__Job__: Look through the data below and report how many lines include "arrive". Only the number should be given.

- - -

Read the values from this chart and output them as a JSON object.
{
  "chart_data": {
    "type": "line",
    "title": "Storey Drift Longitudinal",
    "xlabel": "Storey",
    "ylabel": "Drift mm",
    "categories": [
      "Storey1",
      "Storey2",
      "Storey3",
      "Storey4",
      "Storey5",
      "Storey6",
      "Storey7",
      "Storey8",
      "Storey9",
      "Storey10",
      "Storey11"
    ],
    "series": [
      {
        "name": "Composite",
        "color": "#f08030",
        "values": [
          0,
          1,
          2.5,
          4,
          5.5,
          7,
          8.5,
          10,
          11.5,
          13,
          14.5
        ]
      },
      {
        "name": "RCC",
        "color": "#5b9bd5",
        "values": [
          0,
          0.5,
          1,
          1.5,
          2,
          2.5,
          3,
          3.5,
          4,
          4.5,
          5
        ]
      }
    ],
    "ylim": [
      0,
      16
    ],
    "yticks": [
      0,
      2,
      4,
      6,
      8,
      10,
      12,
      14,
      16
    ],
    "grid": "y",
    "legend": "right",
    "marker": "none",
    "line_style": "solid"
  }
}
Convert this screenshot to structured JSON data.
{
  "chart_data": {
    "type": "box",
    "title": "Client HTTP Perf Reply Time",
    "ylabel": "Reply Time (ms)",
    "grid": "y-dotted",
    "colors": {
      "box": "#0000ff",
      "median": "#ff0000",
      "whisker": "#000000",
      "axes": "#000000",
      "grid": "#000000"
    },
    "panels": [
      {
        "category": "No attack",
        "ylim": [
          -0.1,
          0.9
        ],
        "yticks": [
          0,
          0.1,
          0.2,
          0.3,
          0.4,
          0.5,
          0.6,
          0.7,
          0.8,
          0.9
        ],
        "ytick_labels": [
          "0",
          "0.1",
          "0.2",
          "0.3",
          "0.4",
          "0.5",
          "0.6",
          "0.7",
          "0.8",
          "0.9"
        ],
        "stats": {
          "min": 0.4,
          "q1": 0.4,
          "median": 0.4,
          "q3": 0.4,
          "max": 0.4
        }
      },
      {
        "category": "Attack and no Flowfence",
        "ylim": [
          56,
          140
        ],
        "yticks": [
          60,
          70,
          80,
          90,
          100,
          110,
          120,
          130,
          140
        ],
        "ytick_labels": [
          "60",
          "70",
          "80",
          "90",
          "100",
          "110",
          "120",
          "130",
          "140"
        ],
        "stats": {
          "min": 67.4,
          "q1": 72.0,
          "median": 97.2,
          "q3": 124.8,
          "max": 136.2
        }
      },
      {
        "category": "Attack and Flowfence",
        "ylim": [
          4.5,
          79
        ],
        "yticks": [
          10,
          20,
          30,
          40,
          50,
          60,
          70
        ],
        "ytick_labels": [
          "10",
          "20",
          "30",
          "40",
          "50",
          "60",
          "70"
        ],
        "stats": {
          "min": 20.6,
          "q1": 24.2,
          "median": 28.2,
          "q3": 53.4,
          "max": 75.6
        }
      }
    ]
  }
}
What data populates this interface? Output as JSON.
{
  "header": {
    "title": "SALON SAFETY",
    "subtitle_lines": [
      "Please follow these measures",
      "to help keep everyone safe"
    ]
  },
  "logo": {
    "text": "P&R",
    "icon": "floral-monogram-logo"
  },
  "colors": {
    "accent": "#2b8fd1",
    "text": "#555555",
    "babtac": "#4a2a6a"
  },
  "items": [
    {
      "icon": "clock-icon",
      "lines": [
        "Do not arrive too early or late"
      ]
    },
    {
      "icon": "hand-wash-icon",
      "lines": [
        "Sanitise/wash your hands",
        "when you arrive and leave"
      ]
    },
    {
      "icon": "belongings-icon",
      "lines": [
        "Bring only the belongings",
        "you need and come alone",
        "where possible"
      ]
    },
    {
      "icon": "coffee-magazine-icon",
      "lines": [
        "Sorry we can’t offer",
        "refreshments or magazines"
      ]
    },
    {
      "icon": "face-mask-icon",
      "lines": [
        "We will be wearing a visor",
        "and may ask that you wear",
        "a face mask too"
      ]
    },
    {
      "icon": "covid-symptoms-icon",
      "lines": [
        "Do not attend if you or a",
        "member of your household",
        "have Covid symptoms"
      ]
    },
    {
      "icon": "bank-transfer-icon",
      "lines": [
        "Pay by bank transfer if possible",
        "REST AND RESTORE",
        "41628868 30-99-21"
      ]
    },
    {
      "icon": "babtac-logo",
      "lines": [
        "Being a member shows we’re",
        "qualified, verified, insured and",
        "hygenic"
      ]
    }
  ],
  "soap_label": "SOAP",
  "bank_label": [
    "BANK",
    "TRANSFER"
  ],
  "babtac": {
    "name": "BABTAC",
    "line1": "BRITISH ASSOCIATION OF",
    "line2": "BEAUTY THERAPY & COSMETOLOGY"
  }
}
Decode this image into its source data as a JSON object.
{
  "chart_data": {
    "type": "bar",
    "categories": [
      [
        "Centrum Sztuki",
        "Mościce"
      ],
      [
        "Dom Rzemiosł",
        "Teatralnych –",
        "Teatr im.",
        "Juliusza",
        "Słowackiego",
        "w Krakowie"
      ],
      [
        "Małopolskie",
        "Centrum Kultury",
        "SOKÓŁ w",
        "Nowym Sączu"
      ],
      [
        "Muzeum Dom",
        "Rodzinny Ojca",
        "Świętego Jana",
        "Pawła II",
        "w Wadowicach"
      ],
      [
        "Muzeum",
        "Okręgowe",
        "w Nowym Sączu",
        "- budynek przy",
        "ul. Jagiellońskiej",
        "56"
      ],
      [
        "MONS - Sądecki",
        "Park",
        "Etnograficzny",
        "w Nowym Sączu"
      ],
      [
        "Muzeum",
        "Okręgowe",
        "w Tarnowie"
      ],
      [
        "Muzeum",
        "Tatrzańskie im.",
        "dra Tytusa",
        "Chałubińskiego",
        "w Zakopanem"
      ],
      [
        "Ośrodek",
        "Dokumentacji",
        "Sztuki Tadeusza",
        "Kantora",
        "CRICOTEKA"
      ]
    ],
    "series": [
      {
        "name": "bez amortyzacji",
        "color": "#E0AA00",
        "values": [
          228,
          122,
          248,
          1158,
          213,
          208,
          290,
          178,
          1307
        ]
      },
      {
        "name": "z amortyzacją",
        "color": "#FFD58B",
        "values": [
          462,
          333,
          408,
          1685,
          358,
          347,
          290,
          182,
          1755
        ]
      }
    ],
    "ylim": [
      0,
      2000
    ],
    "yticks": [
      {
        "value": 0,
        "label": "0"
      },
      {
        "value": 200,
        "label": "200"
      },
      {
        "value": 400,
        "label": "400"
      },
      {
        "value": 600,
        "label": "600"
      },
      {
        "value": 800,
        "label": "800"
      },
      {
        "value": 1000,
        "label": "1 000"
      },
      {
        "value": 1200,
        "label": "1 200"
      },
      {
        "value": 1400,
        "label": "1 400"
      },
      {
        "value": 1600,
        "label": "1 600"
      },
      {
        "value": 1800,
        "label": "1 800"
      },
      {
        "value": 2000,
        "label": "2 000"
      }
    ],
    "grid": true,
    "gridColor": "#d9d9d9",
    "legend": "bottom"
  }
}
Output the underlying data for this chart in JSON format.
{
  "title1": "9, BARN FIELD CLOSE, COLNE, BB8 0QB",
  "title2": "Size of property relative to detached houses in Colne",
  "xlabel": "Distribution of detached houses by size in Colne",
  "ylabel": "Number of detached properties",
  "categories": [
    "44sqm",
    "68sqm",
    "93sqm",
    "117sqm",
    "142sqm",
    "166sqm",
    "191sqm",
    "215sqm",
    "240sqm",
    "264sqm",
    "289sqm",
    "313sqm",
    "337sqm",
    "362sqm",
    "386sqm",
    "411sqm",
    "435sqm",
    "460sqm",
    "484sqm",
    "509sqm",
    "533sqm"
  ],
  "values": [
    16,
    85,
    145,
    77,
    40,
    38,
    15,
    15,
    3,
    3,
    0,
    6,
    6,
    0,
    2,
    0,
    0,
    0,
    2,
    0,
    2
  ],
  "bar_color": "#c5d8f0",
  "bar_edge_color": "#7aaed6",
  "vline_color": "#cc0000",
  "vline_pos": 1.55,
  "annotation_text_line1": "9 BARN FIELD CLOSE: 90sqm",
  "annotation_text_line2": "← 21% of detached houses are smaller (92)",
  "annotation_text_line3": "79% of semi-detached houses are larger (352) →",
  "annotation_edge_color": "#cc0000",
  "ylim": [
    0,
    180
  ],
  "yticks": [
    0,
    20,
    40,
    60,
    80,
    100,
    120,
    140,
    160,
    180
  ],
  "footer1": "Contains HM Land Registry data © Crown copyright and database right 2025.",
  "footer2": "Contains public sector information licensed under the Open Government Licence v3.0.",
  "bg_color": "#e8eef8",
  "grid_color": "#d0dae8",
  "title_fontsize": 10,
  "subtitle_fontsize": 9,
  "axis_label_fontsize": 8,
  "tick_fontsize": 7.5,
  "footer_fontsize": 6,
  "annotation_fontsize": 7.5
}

- - -

__Answer for this exercise__: 2